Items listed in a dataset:

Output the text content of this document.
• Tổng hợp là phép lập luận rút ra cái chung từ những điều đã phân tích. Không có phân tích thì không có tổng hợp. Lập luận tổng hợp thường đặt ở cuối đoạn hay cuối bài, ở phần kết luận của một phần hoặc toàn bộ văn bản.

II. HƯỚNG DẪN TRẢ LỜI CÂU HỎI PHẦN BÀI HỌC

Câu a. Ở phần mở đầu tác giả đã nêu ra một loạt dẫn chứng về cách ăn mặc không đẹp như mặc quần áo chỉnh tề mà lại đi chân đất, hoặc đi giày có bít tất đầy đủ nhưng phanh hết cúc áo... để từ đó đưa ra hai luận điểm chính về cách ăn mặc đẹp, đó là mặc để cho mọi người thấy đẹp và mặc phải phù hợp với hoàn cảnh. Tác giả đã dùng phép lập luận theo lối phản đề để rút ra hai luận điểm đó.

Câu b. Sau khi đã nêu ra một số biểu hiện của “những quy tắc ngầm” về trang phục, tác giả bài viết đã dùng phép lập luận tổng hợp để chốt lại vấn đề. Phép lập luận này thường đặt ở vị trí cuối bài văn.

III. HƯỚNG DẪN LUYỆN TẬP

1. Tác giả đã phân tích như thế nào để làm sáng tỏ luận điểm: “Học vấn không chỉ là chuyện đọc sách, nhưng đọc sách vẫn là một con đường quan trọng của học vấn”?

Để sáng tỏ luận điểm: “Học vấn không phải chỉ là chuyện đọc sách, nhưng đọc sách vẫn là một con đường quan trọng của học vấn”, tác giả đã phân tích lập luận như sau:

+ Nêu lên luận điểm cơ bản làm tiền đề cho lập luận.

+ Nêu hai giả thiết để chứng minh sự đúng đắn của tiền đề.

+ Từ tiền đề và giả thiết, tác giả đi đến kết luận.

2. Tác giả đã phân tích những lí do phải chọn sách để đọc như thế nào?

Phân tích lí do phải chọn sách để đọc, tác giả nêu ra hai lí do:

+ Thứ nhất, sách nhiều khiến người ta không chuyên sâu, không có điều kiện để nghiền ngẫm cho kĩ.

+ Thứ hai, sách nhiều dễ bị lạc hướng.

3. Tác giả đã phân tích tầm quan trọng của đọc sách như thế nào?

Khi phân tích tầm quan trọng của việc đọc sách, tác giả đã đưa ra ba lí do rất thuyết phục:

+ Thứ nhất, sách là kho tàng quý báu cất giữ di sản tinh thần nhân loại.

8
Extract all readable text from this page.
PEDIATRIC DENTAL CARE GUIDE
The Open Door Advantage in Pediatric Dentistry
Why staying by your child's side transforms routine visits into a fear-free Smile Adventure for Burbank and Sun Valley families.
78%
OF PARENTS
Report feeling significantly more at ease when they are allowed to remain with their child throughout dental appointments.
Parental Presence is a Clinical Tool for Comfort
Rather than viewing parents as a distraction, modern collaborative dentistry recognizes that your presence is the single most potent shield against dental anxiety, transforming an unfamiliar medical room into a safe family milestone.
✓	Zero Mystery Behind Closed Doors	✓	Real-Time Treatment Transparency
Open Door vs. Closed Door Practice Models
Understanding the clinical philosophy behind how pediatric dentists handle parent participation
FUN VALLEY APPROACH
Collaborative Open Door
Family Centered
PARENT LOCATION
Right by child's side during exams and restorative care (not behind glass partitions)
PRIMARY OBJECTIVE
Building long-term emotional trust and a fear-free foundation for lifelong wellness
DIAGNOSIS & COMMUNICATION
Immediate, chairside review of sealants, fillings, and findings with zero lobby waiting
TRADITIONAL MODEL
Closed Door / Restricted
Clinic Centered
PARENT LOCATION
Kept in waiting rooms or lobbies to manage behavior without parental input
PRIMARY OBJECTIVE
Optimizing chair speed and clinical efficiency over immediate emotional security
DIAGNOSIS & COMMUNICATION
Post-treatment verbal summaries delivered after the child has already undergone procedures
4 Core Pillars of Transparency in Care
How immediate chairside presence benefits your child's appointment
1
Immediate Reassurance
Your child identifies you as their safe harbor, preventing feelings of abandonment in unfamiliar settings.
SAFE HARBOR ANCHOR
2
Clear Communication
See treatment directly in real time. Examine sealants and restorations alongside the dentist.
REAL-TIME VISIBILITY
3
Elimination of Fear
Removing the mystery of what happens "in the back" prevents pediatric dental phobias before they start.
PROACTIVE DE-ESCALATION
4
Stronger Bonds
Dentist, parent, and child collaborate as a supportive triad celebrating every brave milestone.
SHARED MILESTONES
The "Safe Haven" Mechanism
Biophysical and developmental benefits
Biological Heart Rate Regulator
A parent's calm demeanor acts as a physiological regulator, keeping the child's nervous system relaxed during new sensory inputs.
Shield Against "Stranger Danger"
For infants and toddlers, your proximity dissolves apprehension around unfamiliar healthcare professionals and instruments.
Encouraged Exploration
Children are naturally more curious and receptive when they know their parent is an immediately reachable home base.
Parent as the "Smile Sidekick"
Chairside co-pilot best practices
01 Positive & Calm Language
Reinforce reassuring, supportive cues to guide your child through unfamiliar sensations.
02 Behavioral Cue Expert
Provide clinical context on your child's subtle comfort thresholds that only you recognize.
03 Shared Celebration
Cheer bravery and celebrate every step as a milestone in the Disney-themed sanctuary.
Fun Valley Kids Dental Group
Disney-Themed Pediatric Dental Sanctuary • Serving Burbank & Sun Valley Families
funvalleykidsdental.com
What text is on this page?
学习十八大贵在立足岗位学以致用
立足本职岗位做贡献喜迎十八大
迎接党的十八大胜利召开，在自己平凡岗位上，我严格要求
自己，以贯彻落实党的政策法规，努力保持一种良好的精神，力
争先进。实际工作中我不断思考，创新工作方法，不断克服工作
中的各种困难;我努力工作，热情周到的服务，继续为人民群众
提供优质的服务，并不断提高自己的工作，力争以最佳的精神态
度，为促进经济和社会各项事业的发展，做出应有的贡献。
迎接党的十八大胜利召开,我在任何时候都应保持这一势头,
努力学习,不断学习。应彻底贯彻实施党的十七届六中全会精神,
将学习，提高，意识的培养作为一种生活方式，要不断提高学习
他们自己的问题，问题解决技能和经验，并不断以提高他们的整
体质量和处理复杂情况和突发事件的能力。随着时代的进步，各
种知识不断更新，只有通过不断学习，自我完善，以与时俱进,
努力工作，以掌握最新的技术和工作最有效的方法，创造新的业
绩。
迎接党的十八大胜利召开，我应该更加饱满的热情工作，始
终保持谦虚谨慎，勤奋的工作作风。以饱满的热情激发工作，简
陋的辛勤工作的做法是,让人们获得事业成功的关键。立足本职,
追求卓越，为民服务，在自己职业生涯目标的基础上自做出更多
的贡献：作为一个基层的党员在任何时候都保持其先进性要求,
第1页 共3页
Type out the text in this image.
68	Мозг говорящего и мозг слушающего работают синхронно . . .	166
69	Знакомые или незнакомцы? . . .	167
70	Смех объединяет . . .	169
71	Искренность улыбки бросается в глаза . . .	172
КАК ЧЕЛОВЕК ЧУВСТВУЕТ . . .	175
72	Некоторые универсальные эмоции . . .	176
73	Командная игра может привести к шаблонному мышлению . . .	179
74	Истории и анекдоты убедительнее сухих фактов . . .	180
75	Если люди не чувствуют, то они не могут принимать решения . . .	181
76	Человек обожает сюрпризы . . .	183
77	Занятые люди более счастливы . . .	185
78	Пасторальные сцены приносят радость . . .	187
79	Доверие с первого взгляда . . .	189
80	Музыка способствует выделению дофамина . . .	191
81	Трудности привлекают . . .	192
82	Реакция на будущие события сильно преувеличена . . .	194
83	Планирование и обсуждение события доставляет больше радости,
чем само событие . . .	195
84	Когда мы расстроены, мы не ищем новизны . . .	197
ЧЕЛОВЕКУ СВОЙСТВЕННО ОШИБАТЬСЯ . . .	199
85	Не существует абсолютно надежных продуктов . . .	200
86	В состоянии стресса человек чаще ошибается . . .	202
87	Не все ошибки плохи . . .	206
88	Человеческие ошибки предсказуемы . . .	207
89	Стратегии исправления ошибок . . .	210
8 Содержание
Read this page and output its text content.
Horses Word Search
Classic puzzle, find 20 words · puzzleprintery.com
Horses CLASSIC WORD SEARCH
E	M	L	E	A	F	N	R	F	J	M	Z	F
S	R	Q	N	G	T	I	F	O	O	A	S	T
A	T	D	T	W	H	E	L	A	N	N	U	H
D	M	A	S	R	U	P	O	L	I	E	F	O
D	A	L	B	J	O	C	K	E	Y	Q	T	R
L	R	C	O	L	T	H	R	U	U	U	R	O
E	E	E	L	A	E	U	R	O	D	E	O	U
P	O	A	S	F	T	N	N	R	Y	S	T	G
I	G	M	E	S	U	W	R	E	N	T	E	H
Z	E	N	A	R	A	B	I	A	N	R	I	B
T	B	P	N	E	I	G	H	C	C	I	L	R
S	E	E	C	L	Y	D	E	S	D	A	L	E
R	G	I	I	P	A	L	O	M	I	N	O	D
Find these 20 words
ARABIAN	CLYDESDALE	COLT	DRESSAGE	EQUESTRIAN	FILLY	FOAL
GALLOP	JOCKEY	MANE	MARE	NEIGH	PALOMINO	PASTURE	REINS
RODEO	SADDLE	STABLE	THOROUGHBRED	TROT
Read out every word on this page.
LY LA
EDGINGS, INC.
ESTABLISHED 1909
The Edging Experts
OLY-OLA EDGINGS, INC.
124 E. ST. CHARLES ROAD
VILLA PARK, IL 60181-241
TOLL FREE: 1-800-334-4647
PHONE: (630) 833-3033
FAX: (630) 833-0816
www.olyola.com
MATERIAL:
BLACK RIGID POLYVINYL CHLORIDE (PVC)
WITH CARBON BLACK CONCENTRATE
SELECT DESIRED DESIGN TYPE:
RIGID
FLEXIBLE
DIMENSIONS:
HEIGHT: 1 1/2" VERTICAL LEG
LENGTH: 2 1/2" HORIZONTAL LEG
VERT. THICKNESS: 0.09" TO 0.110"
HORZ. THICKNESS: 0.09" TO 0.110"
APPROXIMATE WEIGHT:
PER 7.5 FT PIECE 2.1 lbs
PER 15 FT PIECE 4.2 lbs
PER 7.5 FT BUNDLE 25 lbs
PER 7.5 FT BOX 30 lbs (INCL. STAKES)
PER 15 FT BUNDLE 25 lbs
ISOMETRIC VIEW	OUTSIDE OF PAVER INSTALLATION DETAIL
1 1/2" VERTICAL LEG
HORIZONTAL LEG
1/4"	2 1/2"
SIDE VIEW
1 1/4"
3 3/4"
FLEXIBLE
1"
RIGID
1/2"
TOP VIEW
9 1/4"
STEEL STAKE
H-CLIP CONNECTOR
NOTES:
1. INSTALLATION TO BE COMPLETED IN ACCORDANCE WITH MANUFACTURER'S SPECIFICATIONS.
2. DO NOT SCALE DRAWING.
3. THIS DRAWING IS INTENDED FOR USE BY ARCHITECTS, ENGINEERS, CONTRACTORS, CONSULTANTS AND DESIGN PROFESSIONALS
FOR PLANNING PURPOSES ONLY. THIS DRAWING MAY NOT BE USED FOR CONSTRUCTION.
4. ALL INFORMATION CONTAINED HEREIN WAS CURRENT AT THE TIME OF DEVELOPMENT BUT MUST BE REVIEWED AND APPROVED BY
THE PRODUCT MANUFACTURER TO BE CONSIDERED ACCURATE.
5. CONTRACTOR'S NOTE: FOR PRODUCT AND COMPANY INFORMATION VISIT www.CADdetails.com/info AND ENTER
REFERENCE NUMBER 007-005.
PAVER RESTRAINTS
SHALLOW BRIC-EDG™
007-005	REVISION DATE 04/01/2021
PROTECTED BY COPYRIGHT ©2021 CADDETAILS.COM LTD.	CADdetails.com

Task to complete: Across the material above, how many lines include the string "BUNDLE"? Only the number is wanted.

Exercise solution: 2